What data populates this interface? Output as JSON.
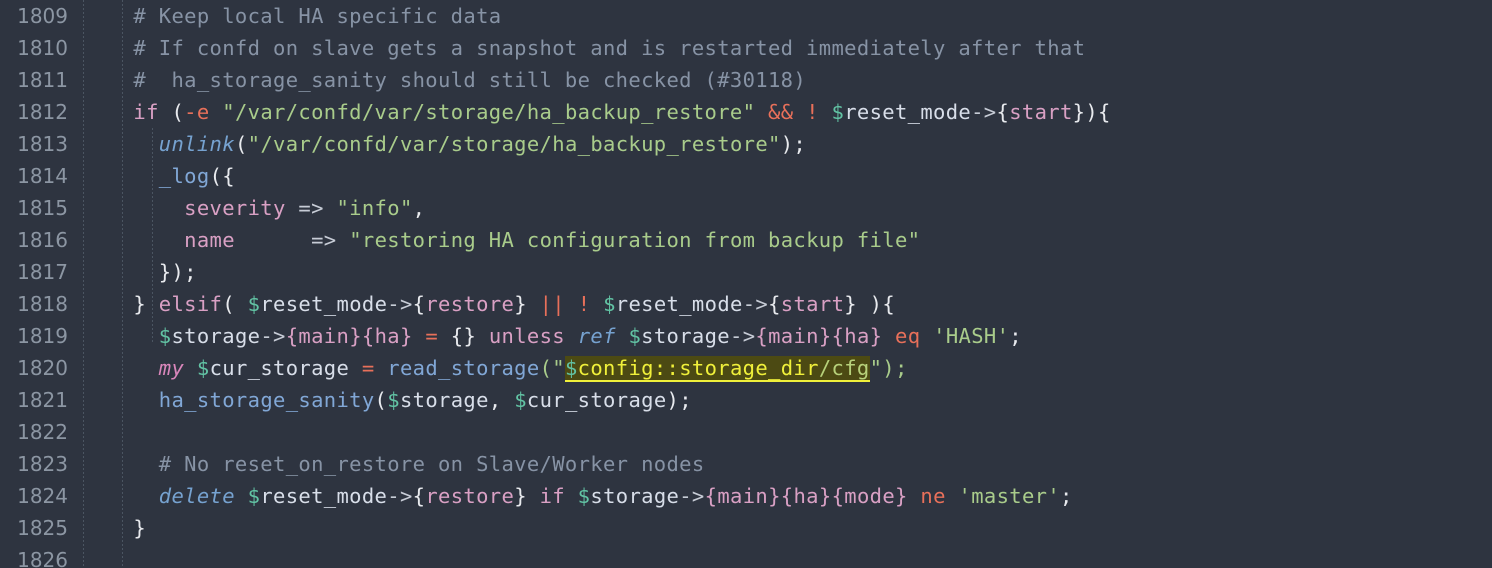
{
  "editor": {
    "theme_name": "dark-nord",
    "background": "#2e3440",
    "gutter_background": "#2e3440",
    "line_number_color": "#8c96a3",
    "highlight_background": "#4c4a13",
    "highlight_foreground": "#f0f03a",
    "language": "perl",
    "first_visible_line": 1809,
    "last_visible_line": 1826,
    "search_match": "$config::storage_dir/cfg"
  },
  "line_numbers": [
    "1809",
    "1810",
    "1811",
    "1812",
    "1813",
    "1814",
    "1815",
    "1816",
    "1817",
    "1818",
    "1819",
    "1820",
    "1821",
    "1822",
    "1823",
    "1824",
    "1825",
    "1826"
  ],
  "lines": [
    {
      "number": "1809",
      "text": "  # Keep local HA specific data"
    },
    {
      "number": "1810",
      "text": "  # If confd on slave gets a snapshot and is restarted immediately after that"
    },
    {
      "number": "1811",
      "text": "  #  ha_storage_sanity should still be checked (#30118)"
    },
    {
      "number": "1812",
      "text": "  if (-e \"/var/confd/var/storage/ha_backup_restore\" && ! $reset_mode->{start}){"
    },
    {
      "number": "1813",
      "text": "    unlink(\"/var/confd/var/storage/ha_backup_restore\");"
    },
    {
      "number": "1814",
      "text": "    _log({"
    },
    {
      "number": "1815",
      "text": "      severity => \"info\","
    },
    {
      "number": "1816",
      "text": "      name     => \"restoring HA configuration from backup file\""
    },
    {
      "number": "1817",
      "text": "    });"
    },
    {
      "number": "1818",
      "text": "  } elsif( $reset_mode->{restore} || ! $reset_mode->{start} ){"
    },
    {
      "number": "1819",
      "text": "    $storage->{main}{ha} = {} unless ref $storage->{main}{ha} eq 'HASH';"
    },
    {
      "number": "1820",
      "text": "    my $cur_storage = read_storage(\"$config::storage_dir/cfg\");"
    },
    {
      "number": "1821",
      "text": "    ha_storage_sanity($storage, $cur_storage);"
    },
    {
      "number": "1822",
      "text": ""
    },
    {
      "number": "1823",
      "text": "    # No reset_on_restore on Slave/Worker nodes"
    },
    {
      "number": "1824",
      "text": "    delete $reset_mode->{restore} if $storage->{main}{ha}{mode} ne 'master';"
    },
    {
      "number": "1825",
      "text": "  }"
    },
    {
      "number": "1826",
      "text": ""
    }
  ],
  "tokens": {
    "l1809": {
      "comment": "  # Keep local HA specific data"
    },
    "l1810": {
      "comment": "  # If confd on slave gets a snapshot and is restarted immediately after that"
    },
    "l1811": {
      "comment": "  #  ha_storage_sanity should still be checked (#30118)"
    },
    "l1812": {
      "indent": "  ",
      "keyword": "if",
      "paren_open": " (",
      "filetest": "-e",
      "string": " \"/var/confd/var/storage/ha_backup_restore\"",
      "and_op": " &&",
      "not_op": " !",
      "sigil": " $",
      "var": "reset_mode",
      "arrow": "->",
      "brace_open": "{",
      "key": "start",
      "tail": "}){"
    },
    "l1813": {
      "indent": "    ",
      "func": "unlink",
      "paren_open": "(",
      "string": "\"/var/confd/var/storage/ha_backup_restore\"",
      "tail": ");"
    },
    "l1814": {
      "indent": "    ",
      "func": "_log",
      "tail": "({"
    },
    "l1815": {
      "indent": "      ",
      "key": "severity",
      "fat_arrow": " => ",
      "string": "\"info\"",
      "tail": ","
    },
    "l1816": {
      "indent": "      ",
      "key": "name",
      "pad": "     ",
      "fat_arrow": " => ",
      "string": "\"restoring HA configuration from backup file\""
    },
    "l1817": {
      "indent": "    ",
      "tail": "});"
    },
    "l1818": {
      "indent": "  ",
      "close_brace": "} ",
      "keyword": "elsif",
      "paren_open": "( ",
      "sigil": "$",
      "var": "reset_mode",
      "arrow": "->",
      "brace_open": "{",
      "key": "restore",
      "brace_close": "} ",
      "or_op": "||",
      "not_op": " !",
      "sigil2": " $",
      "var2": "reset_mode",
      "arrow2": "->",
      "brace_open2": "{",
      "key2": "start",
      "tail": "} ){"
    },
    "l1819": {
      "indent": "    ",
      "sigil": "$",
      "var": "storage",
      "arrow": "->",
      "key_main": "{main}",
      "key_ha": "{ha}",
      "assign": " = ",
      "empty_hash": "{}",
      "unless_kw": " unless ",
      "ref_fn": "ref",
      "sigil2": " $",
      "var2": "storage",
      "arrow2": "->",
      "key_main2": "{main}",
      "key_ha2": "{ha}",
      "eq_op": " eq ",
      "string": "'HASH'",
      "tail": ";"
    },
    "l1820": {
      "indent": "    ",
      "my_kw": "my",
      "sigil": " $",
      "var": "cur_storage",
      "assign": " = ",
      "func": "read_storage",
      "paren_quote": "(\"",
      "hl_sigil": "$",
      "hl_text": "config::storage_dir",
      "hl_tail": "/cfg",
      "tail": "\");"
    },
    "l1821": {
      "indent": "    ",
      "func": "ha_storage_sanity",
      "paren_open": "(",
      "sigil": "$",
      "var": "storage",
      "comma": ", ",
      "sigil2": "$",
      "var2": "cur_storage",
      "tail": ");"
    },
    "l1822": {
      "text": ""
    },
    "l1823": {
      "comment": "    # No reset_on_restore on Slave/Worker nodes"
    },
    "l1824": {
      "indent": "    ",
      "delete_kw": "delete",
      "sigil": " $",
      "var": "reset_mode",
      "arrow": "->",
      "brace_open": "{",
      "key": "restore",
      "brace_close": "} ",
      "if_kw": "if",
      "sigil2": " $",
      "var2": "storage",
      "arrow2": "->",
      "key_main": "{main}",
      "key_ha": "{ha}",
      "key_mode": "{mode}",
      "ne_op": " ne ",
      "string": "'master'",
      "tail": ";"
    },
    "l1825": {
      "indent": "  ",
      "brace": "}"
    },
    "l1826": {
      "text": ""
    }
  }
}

◇ ◇ ◇

* _WHAT YOU SHOULD DO_: Keep the pictures out of your copy, and repeat every entry above exactly.

* _OUTPUT OF THE TASK_:
What data populates this interface? Output as JSON.
{
  "editor": {
    "theme_name": "dark-nord",
    "background": "#2e3440",
    "gutter_background": "#2e3440",
    "line_number_color": "#8c96a3",
    "highlight_background": "#4c4a13",
    "highlight_foreground": "#f0f03a",
    "language": "perl",
    "first_visible_line": 1809,
    "last_visible_line": 1826,
    "search_match": "$config::storage_dir/cfg"
  },
  "line_numbers": [
    "1809",
    "1810",
    "1811",
    "1812",
    "1813",
    "1814",
    "1815",
    "1816",
    "1817",
    "1818",
    "1819",
    "1820",
    "1821",
    "1822",
    "1823",
    "1824",
    "1825",
    "1826"
  ],
  "lines": [
    {
      "number": "1809",
      "text": "  # Keep local HA specific data"
    },
    {
      "number": "1810",
      "text": "  # If confd on slave gets a snapshot and is restarted immediately after that"
    },
    {
      "number": "1811",
      "text": "  #  ha_storage_sanity should still be checked (#30118)"
    },
    {
      "number": "1812",
      "text": "  if (-e \"/var/confd/var/storage/ha_backup_restore\" && ! $reset_mode->{start}){"
    },
    {
      "number": "1813",
      "text": "    unlink(\"/var/confd/var/storage/ha_backup_restore\");"
    },
    {
      "number": "1814",
      "text": "    _log({"
    },
    {
      "number": "1815",
      "text": "      severity => \"info\","
    },
    {
      "number": "1816",
      "text": "      name     => \"restoring HA configuration from backup file\""
    },
    {
      "number": "1817",
      "text": "    });"
    },
    {
      "number": "1818",
      "text": "  } elsif( $reset_mode->{restore} || ! $reset_mode->{start} ){"
    },
    {
      "number": "1819",
      "text": "    $storage->{main}{ha} = {} unless ref $storage->{main}{ha} eq 'HASH';"
    },
    {
      "number": "1820",
      "text": "    my $cur_storage = read_storage(\"$config::storage_dir/cfg\");"
    },
    {
      "number": "1821",
      "text": "    ha_storage_sanity($storage, $cur_storage);"
    },
    {
      "number": "1822",
      "text": ""
    },
    {
      "number": "1823",
      "text": "    # No reset_on_restore on Slave/Worker nodes"
    },
    {
      "number": "1824",
      "text": "    delete $reset_mode->{restore} if $storage->{main}{ha}{mode} ne 'master';"
    },
    {
      "number": "1825",
      "text": "  }"
    },
    {
      "number": "1826",
      "text": ""
    }
  ],
  "tokens": {
    "l1809": {
      "comment": "  # Keep local HA specific data"
    },
    "l1810": {
      "comment": "  # If confd on slave gets a snapshot and is restarted immediately after that"
    },
    "l1811": {
      "comment": "  #  ha_storage_sanity should still be checked (#30118)"
    },
    "l1812": {
      "indent": "  ",
      "keyword": "if",
      "paren_open": " (",
      "filetest": "-e",
      "string": " \"/var/confd/var/storage/ha_backup_restore\"",
      "and_op": " &&",
      "not_op": " !",
      "sigil": " $",
      "var": "reset_mode",
      "arrow": "->",
      "brace_open": "{",
      "key": "start",
      "tail": "}){"
    },
    "l1813": {
      "indent": "    ",
      "func": "unlink",
      "paren_open": "(",
      "string": "\"/var/confd/var/storage/ha_backup_restore\"",
      "tail": ");"
    },
    "l1814": {
      "indent": "    ",
      "func": "_log",
      "tail": "({"
    },
    "l1815": {
      "indent": "      ",
      "key": "severity",
      "fat_arrow": " => ",
      "string": "\"info\"",
      "tail": ","
    },
    "l1816": {
      "indent": "      ",
      "key": "name",
      "pad": "     ",
      "fat_arrow": " => ",
      "string": "\"restoring HA configuration from backup file\""
    },
    "l1817": {
      "indent": "    ",
      "tail": "});"
    },
    "l1818": {
      "indent": "  ",
      "close_brace": "} ",
      "keyword": "elsif",
      "paren_open": "( ",
      "sigil": "$",
      "var": "reset_mode",
      "arrow": "->",
      "brace_open": "{",
      "key": "restore",
      "brace_close": "} ",
      "or_op": "||",
      "not_op": " !",
      "sigil2": " $",
      "var2": "reset_mode",
      "arrow2": "->",
      "brace_open2": "{",
      "key2": "start",
      "tail": "} ){"
    },
    "l1819": {
      "indent": "    ",
      "sigil": "$",
      "var": "storage",
      "arrow": "->",
      "key_main": "{main}",
      "key_ha": "{ha}",
      "assign": " = ",
      "empty_hash": "{}",
      "unless_kw": " unless ",
      "ref_fn": "ref",
      "sigil2": " $",
      "var2": "storage",
      "arrow2": "->",
      "key_main2": "{main}",
      "key_ha2": "{ha}",
      "eq_op": " eq ",
      "string": "'HASH'",
      "tail": ";"
    },
    "l1820": {
      "indent": "    ",
      "my_kw": "my",
      "sigil": " $",
      "var": "cur_storage",
      "assign": " = ",
      "func": "read_storage",
      "paren_quote": "(\"",
      "hl_sigil": "$",
      "hl_text": "config::storage_dir",
      "hl_tail": "/cfg",
      "tail": "\");"
    },
    "l1821": {
      "indent": "    ",
      "func": "ha_storage_sanity",
      "paren_open": "(",
      "sigil": "$",
      "var": "storage",
      "comma": ", ",
      "sigil2": "$",
      "var2": "cur_storage",
      "tail": ");"
    },
    "l1822": {
      "text": ""
    },
    "l1823": {
      "comment": "    # No reset_on_restore on Slave/Worker nodes"
    },
    "l1824": {
      "indent": "    ",
      "delete_kw": "delete",
      "sigil": " $",
      "var": "reset_mode",
      "arrow": "->",
      "brace_open": "{",
      "key": "restore",
      "brace_close": "} ",
      "if_kw": "if",
      "sigil2": " $",
      "var2": "storage",
      "arrow2": "->",
      "key_main": "{main}",
      "key_ha": "{ha}",
      "key_mode": "{mode}",
      "ne_op": " ne ",
      "string": "'master'",
      "tail": ";"
    },
    "l1825": {
      "indent": "  ",
      "brace": "}"
    },
    "l1826": {
      "text": ""
    }
  }
}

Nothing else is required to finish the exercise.